Copy, in full, each line of the material that holds the word "BIPOLAR".

Chart and figure data
**********

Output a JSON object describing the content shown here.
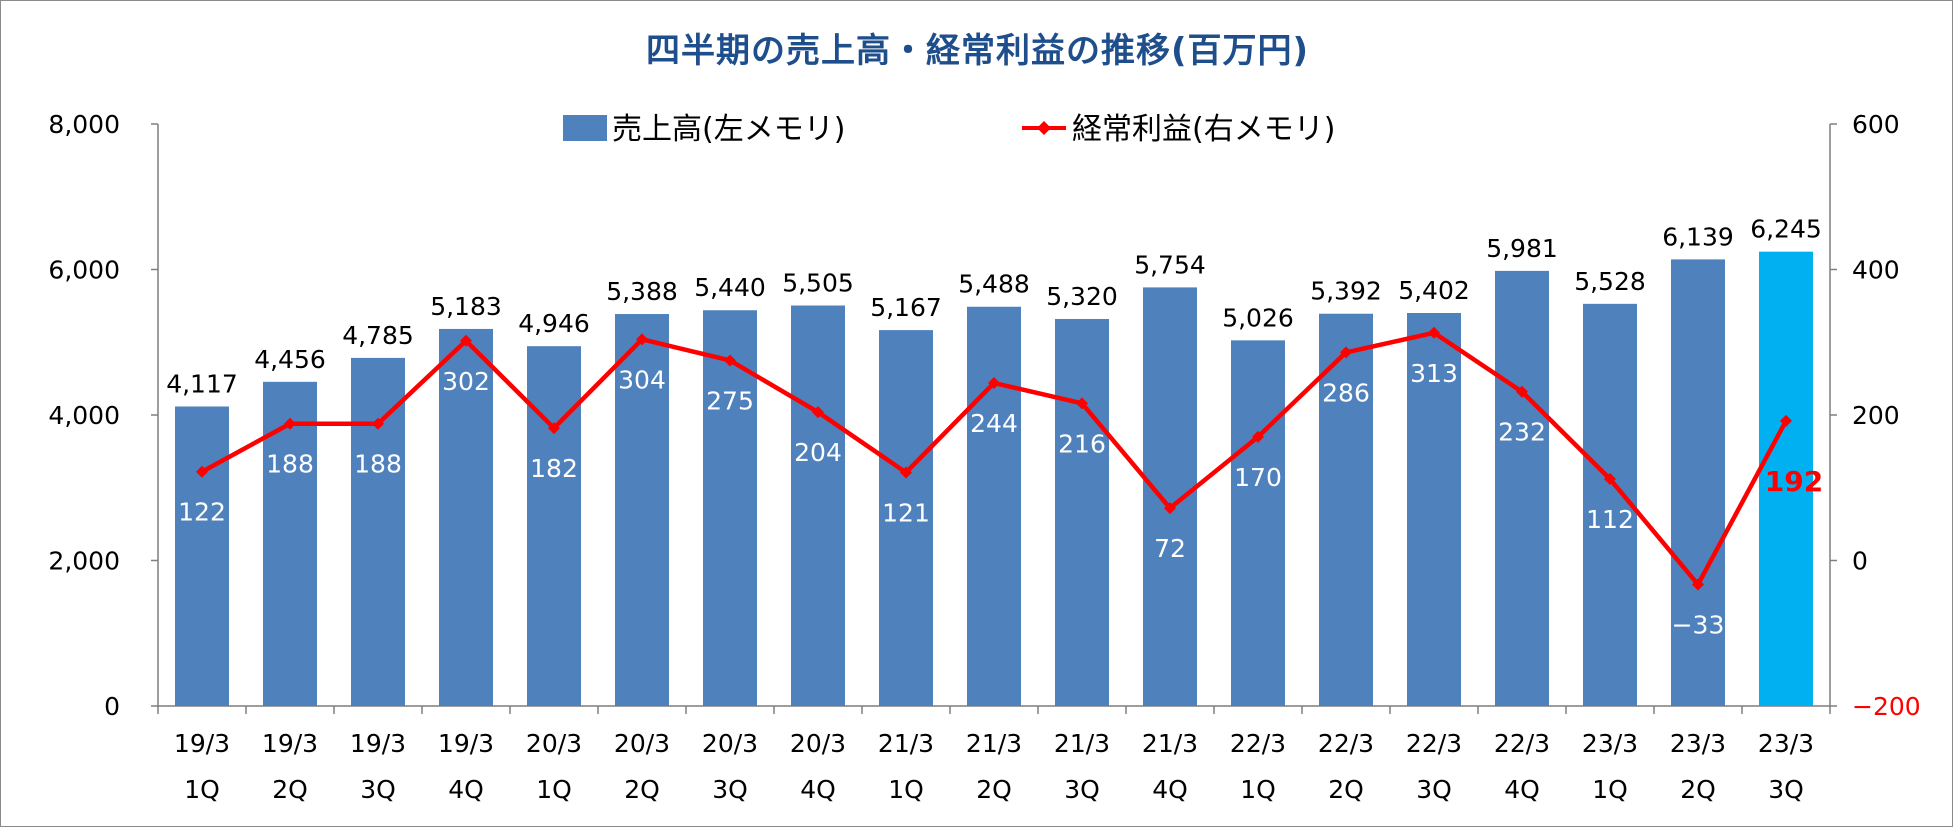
{
  "chart_data": {
    "type": "bar",
    "title": "四半期の売上高・経常利益の推移(百万円)",
    "categories": [
      [
        "19/3",
        "1Q"
      ],
      [
        "19/3",
        "2Q"
      ],
      [
        "19/3",
        "3Q"
      ],
      [
        "19/3",
        "4Q"
      ],
      [
        "20/3",
        "1Q"
      ],
      [
        "20/3",
        "2Q"
      ],
      [
        "20/3",
        "3Q"
      ],
      [
        "20/3",
        "4Q"
      ],
      [
        "21/3",
        "1Q"
      ],
      [
        "21/3",
        "2Q"
      ],
      [
        "21/3",
        "3Q"
      ],
      [
        "21/3",
        "4Q"
      ],
      [
        "22/3",
        "1Q"
      ],
      [
        "22/3",
        "2Q"
      ],
      [
        "22/3",
        "3Q"
      ],
      [
        "22/3",
        "4Q"
      ],
      [
        "23/3",
        "1Q"
      ],
      [
        "23/3",
        "2Q"
      ],
      [
        "23/3",
        "3Q"
      ]
    ],
    "series": [
      {
        "name": "売上高(左メモリ)",
        "type": "bar",
        "axis": "left",
        "color": "#4f81bd",
        "highlight_color": "#00b0f0",
        "highlight_index": 18,
        "values": [
          4117,
          4456,
          4785,
          5183,
          4946,
          5388,
          5440,
          5505,
          5167,
          5488,
          5320,
          5754,
          5026,
          5392,
          5402,
          5981,
          5528,
          6139,
          6245
        ],
        "labels": [
          "4,117",
          "4,456",
          "4,785",
          "5,183",
          "4,946",
          "5,388",
          "5,440",
          "5,505",
          "5,167",
          "5,488",
          "5,320",
          "5,754",
          "5,026",
          "5,392",
          "5,402",
          "5,981",
          "5,528",
          "6,139",
          "6,245"
        ]
      },
      {
        "name": "経常利益(右メモリ)",
        "type": "line",
        "axis": "right",
        "color": "#ff0000",
        "values": [
          122,
          188,
          188,
          302,
          182,
          304,
          275,
          204,
          121,
          244,
          216,
          72,
          170,
          286,
          313,
          232,
          112,
          -33,
          192
        ],
        "labels": [
          "122",
          "188",
          "188",
          "302",
          "182",
          "304",
          "275",
          "204",
          "121",
          "244",
          "216",
          "72",
          "170",
          "286",
          "313",
          "232",
          "112",
          "−33",
          "192"
        ]
      }
    ],
    "y_left": {
      "min": 0,
      "max": 8000,
      "ticks": [
        0,
        2000,
        4000,
        6000,
        8000
      ],
      "tick_labels": [
        "0",
        "2,000",
        "4,000",
        "6,000",
        "8,000"
      ]
    },
    "y_right": {
      "min": -200,
      "max": 600,
      "ticks": [
        -200,
        0,
        200,
        400,
        600
      ],
      "tick_labels": [
        "−200",
        "0",
        "200",
        "400",
        "600"
      ],
      "negative_tick_color": "#ff0000"
    },
    "legend": {
      "position": "top"
    },
    "grid": false
  }
}
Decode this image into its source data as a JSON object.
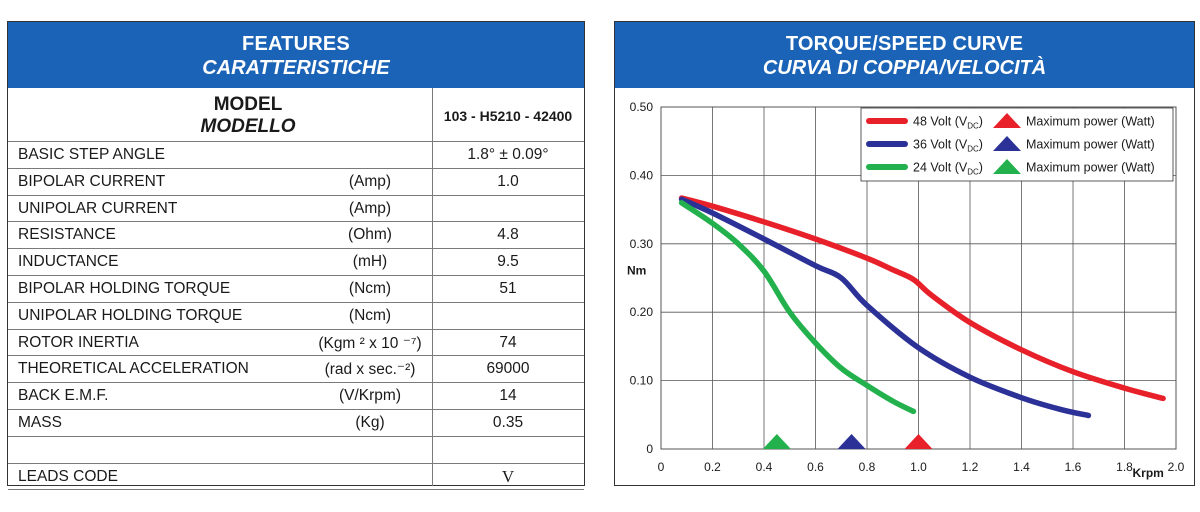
{
  "features": {
    "title": "FEATURES",
    "subtitle": "CARATTERISTICHE",
    "model_label": "MODEL",
    "model_label_it": "MODELLO",
    "model_value": "103 - H5210 - 42400",
    "rows": [
      {
        "label": "BASIC STEP ANGLE",
        "unit": "",
        "value": "1.8° ± 0.09°"
      },
      {
        "label": "BIPOLAR CURRENT",
        "unit": "(Amp)",
        "value": "1.0"
      },
      {
        "label": "UNIPOLAR CURRENT",
        "unit": "(Amp)",
        "value": ""
      },
      {
        "label": "RESISTANCE",
        "unit": "(Ohm)",
        "value": "4.8"
      },
      {
        "label": "INDUCTANCE",
        "unit": "(mH)",
        "value": "9.5"
      },
      {
        "label": "BIPOLAR HOLDING TORQUE",
        "unit": "(Ncm)",
        "value": "51"
      },
      {
        "label": "UNIPOLAR HOLDING TORQUE",
        "unit": "(Ncm)",
        "value": ""
      },
      {
        "label": "ROTOR INERTIA",
        "unit": "(Kgm ² x 10 ⁻⁷)",
        "value": "74"
      },
      {
        "label": "THEORETICAL ACCELERATION",
        "unit": "(rad x sec.⁻²)",
        "value": "69000"
      },
      {
        "label": "BACK E.M.F.",
        "unit": "(V/Krpm)",
        "value": "14"
      },
      {
        "label": "MASS",
        "unit": "(Kg)",
        "value": "0.35"
      },
      {
        "label": "",
        "unit": "",
        "value": ""
      },
      {
        "label": "LEADS CODE",
        "unit": "",
        "value": "V"
      }
    ]
  },
  "curve_panel": {
    "title": "TORQUE/SPEED CURVE",
    "subtitle": "CURVA DI COPPIA/VELOCITÀ"
  },
  "chart_data": {
    "type": "line",
    "xlabel": "Krpm",
    "ylabel": "Nm",
    "xlim": [
      0,
      2.0
    ],
    "ylim": [
      0,
      0.5
    ],
    "xticks": [
      "0",
      "0.2",
      "0.4",
      "0.6",
      "0.8",
      "1.0",
      "1.2",
      "1.4",
      "1.6",
      "1.8",
      "2.0"
    ],
    "yticks": [
      "0",
      "0.10",
      "0.20",
      "0.30",
      "0.40",
      "0.50"
    ],
    "grid": true,
    "legend_position": "top-right",
    "series": [
      {
        "name": "48 Volt (VDC)",
        "legend_main": "48 Volt (V",
        "legend_sub": "DC",
        "legend_close": ")",
        "marker_label": "Maximum power (Watt)",
        "color": "#e8202a",
        "max_power_x": 1.0,
        "x": [
          0.08,
          0.2,
          0.4,
          0.6,
          0.8,
          0.9,
          0.98,
          1.05,
          1.2,
          1.4,
          1.6,
          1.8,
          1.95
        ],
        "y": [
          0.367,
          0.355,
          0.332,
          0.307,
          0.279,
          0.262,
          0.248,
          0.225,
          0.185,
          0.145,
          0.113,
          0.089,
          0.074
        ]
      },
      {
        "name": "36 Volt (VDC)",
        "legend_main": "36 Volt (V",
        "legend_sub": "DC",
        "legend_close": ")",
        "marker_label": "Maximum power (Watt)",
        "color": "#2b3196",
        "max_power_x": 0.74,
        "x": [
          0.08,
          0.2,
          0.4,
          0.6,
          0.7,
          0.8,
          1.0,
          1.2,
          1.4,
          1.55,
          1.66
        ],
        "y": [
          0.365,
          0.345,
          0.307,
          0.268,
          0.25,
          0.21,
          0.148,
          0.105,
          0.075,
          0.058,
          0.049
        ]
      },
      {
        "name": "24 Volt (VDC)",
        "legend_main": "24 Volt (V",
        "legend_sub": "DC",
        "legend_close": ")",
        "marker_label": "Maximum power (Watt)",
        "color": "#22b14c",
        "max_power_x": 0.45,
        "x": [
          0.08,
          0.2,
          0.3,
          0.4,
          0.5,
          0.6,
          0.7,
          0.8,
          0.9,
          0.98
        ],
        "y": [
          0.36,
          0.33,
          0.3,
          0.26,
          0.2,
          0.155,
          0.118,
          0.093,
          0.07,
          0.055
        ]
      }
    ]
  }
}
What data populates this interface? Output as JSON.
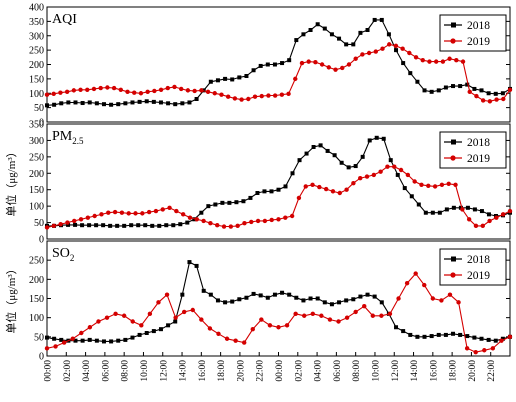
{
  "chart_data": [
    {
      "type": "line",
      "title": "AQI",
      "ylabel": "",
      "ylim": [
        0,
        400
      ],
      "yticks": [
        0,
        50,
        100,
        150,
        200,
        250,
        300,
        350,
        400
      ],
      "legend": "top-right",
      "series": [
        {
          "name": "2018",
          "color": "#000000",
          "marker": "square",
          "values": [
            58,
            60,
            65,
            68,
            68,
            66,
            68,
            65,
            62,
            60,
            62,
            65,
            68,
            70,
            72,
            70,
            68,
            65,
            62,
            65,
            68,
            80,
            110,
            140,
            145,
            150,
            148,
            155,
            160,
            180,
            195,
            200,
            200,
            205,
            215,
            285,
            305,
            320,
            340,
            325,
            305,
            290,
            270,
            270,
            310,
            320,
            355,
            355,
            305,
            250,
            205,
            170,
            140,
            110,
            105,
            110,
            120,
            125,
            125,
            130,
            115,
            110,
            100,
            98,
            100,
            115
          ]
        },
        {
          "name": "2019",
          "color": "#d40000",
          "marker": "circle",
          "values": [
            95,
            98,
            102,
            105,
            110,
            112,
            112,
            115,
            118,
            120,
            118,
            112,
            105,
            102,
            100,
            105,
            108,
            112,
            118,
            122,
            115,
            110,
            108,
            110,
            105,
            100,
            95,
            88,
            82,
            78,
            80,
            88,
            90,
            92,
            92,
            95,
            98,
            150,
            205,
            210,
            208,
            200,
            190,
            182,
            188,
            200,
            220,
            235,
            240,
            245,
            255,
            270,
            265,
            255,
            240,
            225,
            215,
            210,
            210,
            210,
            220,
            215,
            210,
            105,
            90,
            75,
            72,
            78,
            80,
            112
          ]
        }
      ]
    },
    {
      "type": "line",
      "title": "PM",
      "title_subscript": "2.5",
      "ylabel": "单位（μg/m³）",
      "ylim": [
        0,
        350
      ],
      "yticks": [
        0,
        50,
        100,
        150,
        200,
        250,
        300,
        350
      ],
      "legend": "top-right",
      "series": [
        {
          "name": "2018",
          "color": "#000000",
          "marker": "square",
          "values": [
            40,
            40,
            42,
            43,
            43,
            42,
            42,
            42,
            42,
            40,
            40,
            40,
            42,
            42,
            42,
            40,
            40,
            42,
            42,
            45,
            50,
            60,
            80,
            100,
            105,
            110,
            110,
            112,
            115,
            125,
            140,
            145,
            145,
            150,
            160,
            200,
            240,
            260,
            280,
            285,
            268,
            255,
            232,
            218,
            222,
            250,
            300,
            308,
            305,
            240,
            195,
            155,
            130,
            105,
            80,
            80,
            80,
            90,
            95,
            95,
            95,
            90,
            85,
            75,
            70,
            72,
            80
          ]
        },
        {
          "name": "2019",
          "color": "#d40000",
          "marker": "circle",
          "values": [
            35,
            40,
            45,
            50,
            55,
            60,
            65,
            70,
            75,
            80,
            82,
            80,
            78,
            78,
            78,
            82,
            85,
            90,
            95,
            85,
            75,
            65,
            60,
            55,
            48,
            42,
            38,
            38,
            40,
            48,
            52,
            55,
            55,
            58,
            60,
            65,
            70,
            125,
            160,
            165,
            158,
            152,
            145,
            140,
            150,
            170,
            185,
            190,
            195,
            205,
            220,
            220,
            210,
            195,
            175,
            165,
            162,
            160,
            165,
            168,
            165,
            90,
            60,
            40,
            40,
            55,
            65,
            75,
            85
          ]
        }
      ]
    },
    {
      "type": "line",
      "title": "SO",
      "title_subscript": "2",
      "ylabel": "单位（μg/m³）",
      "ylim": [
        0,
        300
      ],
      "yticks": [
        0,
        50,
        100,
        150,
        200,
        250
      ],
      "legend": "top-right",
      "series": [
        {
          "name": "2018",
          "color": "#000000",
          "marker": "square",
          "values": [
            48,
            45,
            42,
            40,
            40,
            40,
            42,
            40,
            38,
            38,
            40,
            42,
            48,
            55,
            60,
            65,
            70,
            80,
            90,
            160,
            245,
            235,
            170,
            160,
            145,
            140,
            142,
            148,
            152,
            162,
            158,
            152,
            160,
            165,
            160,
            152,
            145,
            150,
            150,
            140,
            135,
            140,
            145,
            148,
            155,
            160,
            155,
            140,
            110,
            75,
            65,
            55,
            50,
            50,
            52,
            55,
            55,
            58,
            55,
            52,
            48,
            45,
            42,
            40,
            45,
            50
          ]
        },
        {
          "name": "2019",
          "color": "#d40000",
          "marker": "circle",
          "values": [
            20,
            25,
            35,
            45,
            60,
            75,
            90,
            100,
            110,
            105,
            90,
            80,
            110,
            140,
            160,
            100,
            115,
            120,
            95,
            72,
            58,
            45,
            40,
            35,
            70,
            95,
            80,
            75,
            80,
            110,
            105,
            110,
            105,
            95,
            90,
            100,
            115,
            130,
            105,
            105,
            110,
            150,
            190,
            215,
            185,
            150,
            145,
            160,
            140,
            20,
            10,
            15,
            20,
            40,
            50
          ]
        }
      ]
    }
  ],
  "x_axis": {
    "ticks": [
      "00:00",
      "02:00",
      "04:00",
      "06:00",
      "08:00",
      "10:00",
      "12:00",
      "14:00",
      "16:00",
      "18:00",
      "20:00",
      "22:00",
      "00:00",
      "02:00",
      "04:00",
      "06:00",
      "08:00",
      "10:00",
      "12:00",
      "14:00",
      "16:00",
      "18:00",
      "20:00",
      "22:00"
    ]
  }
}
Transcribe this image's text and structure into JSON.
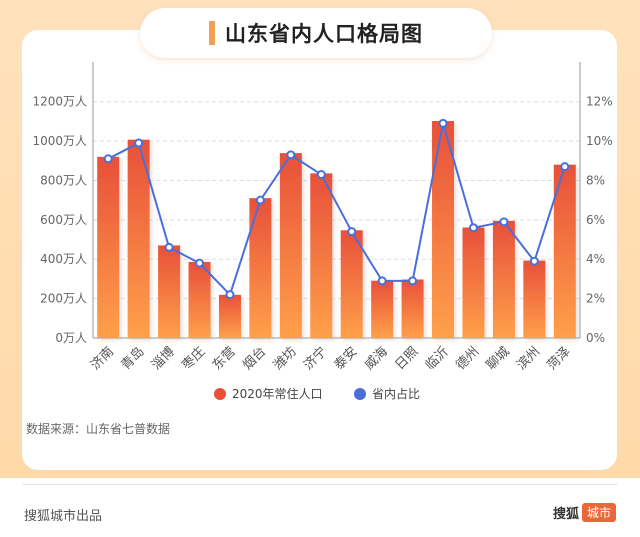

**********

(Result for this task):
        "label": "BIPOLAR CURRENT",
        "label": "BIPOLAR HOLDING TORQUE",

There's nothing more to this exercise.